-------- Data to process --------

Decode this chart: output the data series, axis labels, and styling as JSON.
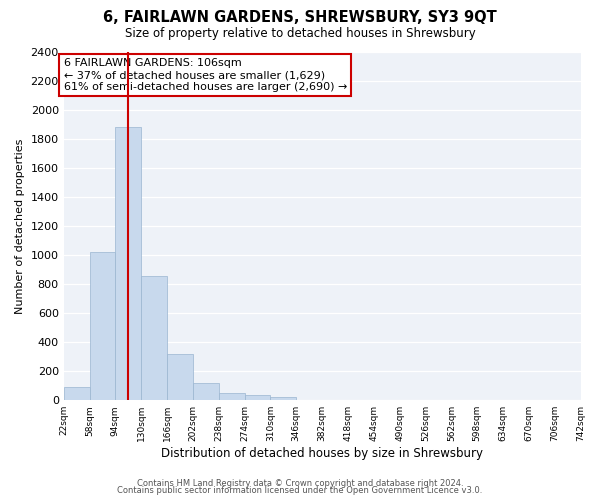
{
  "title": "6, FAIRLAWN GARDENS, SHREWSBURY, SY3 9QT",
  "subtitle": "Size of property relative to detached houses in Shrewsbury",
  "xlabel": "Distribution of detached houses by size in Shrewsbury",
  "ylabel": "Number of detached properties",
  "bin_labels": [
    "22sqm",
    "58sqm",
    "94sqm",
    "130sqm",
    "166sqm",
    "202sqm",
    "238sqm",
    "274sqm",
    "310sqm",
    "346sqm",
    "382sqm",
    "418sqm",
    "454sqm",
    "490sqm",
    "526sqm",
    "562sqm",
    "598sqm",
    "634sqm",
    "670sqm",
    "706sqm",
    "742sqm"
  ],
  "bar_values": [
    90,
    1020,
    1880,
    855,
    320,
    115,
    50,
    35,
    25,
    0,
    0,
    0,
    0,
    0,
    0,
    0,
    0,
    0,
    0,
    0
  ],
  "bar_color": "#c8d9ed",
  "bar_edge_color": "#9ab5d0",
  "vline_color": "#cc0000",
  "annotation_title": "6 FAIRLAWN GARDENS: 106sqm",
  "annotation_line1": "← 37% of detached houses are smaller (1,629)",
  "annotation_line2": "61% of semi-detached houses are larger (2,690) →",
  "annotation_box_color": "#ffffff",
  "annotation_box_edge": "#cc0000",
  "ylim": [
    0,
    2400
  ],
  "yticks": [
    0,
    200,
    400,
    600,
    800,
    1000,
    1200,
    1400,
    1600,
    1800,
    2000,
    2200,
    2400
  ],
  "grid_color": "#d0d8e8",
  "bg_color": "#eef2f8",
  "footer1": "Contains HM Land Registry data © Crown copyright and database right 2024.",
  "footer2": "Contains public sector information licensed under the Open Government Licence v3.0."
}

--------

Give the entries again word for word, but skip the pictures.

**Expected answer**
Decode this chart: output the data series, axis labels, and styling as JSON.
{
  "title": "6, FAIRLAWN GARDENS, SHREWSBURY, SY3 9QT",
  "subtitle": "Size of property relative to detached houses in Shrewsbury",
  "xlabel": "Distribution of detached houses by size in Shrewsbury",
  "ylabel": "Number of detached properties",
  "bin_labels": [
    "22sqm",
    "58sqm",
    "94sqm",
    "130sqm",
    "166sqm",
    "202sqm",
    "238sqm",
    "274sqm",
    "310sqm",
    "346sqm",
    "382sqm",
    "418sqm",
    "454sqm",
    "490sqm",
    "526sqm",
    "562sqm",
    "598sqm",
    "634sqm",
    "670sqm",
    "706sqm",
    "742sqm"
  ],
  "bar_values": [
    90,
    1020,
    1880,
    855,
    320,
    115,
    50,
    35,
    25,
    0,
    0,
    0,
    0,
    0,
    0,
    0,
    0,
    0,
    0,
    0
  ],
  "bar_color": "#c8d9ed",
  "bar_edge_color": "#9ab5d0",
  "vline_color": "#cc0000",
  "annotation_title": "6 FAIRLAWN GARDENS: 106sqm",
  "annotation_line1": "← 37% of detached houses are smaller (1,629)",
  "annotation_line2": "61% of semi-detached houses are larger (2,690) →",
  "annotation_box_color": "#ffffff",
  "annotation_box_edge": "#cc0000",
  "ylim": [
    0,
    2400
  ],
  "yticks": [
    0,
    200,
    400,
    600,
    800,
    1000,
    1200,
    1400,
    1600,
    1800,
    2000,
    2200,
    2400
  ],
  "grid_color": "#d0d8e8",
  "bg_color": "#eef2f8",
  "footer1": "Contains HM Land Registry data © Crown copyright and database right 2024.",
  "footer2": "Contains public sector information licensed under the Open Government Licence v3.0."
}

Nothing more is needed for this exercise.